**WORK TO COMPLETE**:
Write out the stretch of the listing below, from its first line through the line containing "candle-body (219, 241, 221, 243)", keeping every line unchanged.

**Stored dataset items**:
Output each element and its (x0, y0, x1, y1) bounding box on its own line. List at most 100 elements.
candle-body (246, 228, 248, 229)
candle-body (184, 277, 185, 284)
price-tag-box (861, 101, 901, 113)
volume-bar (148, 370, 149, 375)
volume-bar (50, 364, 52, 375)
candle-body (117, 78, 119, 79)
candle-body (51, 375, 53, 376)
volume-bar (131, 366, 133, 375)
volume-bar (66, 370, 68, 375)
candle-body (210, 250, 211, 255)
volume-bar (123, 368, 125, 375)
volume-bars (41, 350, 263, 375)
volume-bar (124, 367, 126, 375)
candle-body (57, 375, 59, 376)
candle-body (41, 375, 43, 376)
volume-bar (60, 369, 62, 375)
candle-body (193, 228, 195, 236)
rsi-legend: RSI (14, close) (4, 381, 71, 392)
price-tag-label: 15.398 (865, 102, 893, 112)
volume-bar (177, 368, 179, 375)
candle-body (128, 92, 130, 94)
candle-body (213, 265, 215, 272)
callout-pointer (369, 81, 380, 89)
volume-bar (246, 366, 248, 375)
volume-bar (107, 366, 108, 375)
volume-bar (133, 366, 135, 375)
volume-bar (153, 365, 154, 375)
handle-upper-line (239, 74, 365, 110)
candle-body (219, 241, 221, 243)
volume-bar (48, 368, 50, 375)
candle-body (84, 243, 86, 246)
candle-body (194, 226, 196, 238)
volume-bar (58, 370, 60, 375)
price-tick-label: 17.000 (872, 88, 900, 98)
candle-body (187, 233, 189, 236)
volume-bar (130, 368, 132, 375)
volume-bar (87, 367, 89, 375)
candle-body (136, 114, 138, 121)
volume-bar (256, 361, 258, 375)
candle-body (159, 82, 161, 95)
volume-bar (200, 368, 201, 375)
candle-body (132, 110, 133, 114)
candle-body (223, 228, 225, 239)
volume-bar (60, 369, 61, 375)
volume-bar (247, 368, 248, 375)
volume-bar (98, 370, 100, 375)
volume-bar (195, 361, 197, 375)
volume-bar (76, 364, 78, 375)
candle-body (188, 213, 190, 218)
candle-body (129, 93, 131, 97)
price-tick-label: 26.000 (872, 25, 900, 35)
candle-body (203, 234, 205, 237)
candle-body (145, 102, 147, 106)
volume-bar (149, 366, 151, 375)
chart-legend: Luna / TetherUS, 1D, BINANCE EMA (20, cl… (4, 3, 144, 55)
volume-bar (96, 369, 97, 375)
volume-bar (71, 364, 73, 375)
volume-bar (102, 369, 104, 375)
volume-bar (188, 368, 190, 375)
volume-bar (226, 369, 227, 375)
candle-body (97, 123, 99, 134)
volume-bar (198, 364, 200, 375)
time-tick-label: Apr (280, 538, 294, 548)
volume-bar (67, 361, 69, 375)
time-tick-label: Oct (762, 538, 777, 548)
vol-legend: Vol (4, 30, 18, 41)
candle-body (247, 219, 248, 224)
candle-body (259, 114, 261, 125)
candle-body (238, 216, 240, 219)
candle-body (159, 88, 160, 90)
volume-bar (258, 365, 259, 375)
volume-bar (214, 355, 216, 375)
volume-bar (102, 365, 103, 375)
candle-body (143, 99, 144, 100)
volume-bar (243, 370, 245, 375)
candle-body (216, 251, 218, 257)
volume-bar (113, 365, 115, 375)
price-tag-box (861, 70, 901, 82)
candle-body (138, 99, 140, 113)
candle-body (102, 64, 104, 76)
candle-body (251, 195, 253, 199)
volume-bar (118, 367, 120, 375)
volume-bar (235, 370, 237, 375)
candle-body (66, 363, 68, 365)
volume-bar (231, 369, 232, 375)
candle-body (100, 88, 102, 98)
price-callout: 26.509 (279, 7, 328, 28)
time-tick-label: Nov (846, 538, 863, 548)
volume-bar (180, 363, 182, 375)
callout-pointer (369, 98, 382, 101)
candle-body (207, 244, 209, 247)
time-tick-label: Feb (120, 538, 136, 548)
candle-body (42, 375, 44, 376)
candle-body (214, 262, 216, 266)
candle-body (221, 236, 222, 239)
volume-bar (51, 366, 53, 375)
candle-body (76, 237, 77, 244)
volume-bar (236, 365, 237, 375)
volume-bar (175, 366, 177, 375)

**ANSWER TO THIS TASK**:
Output each element and its (x0, y0, x1, y1) bounding box on its own line. List at most 100 elements.
candle-body (246, 228, 248, 229)
candle-body (184, 277, 185, 284)
price-tag-box (861, 101, 901, 113)
volume-bar (148, 370, 149, 375)
volume-bar (50, 364, 52, 375)
candle-body (117, 78, 119, 79)
candle-body (51, 375, 53, 376)
volume-bar (131, 366, 133, 375)
volume-bar (66, 370, 68, 375)
candle-body (210, 250, 211, 255)
volume-bar (123, 368, 125, 375)
volume-bars (41, 350, 263, 375)
volume-bar (124, 367, 126, 375)
candle-body (57, 375, 59, 376)
candle-body (41, 375, 43, 376)
volume-bar (60, 369, 62, 375)
candle-body (193, 228, 195, 236)
rsi-legend: RSI (14, close) (4, 381, 71, 392)
price-tag-label: 15.398 (865, 102, 893, 112)
volume-bar (177, 368, 179, 375)
candle-body (128, 92, 130, 94)
candle-body (213, 265, 215, 272)
callout-pointer (369, 81, 380, 89)
volume-bar (246, 366, 248, 375)
volume-bar (107, 366, 108, 375)
volume-bar (133, 366, 135, 375)
volume-bar (153, 365, 154, 375)
handle-upper-line (239, 74, 365, 110)
candle-body (219, 241, 221, 243)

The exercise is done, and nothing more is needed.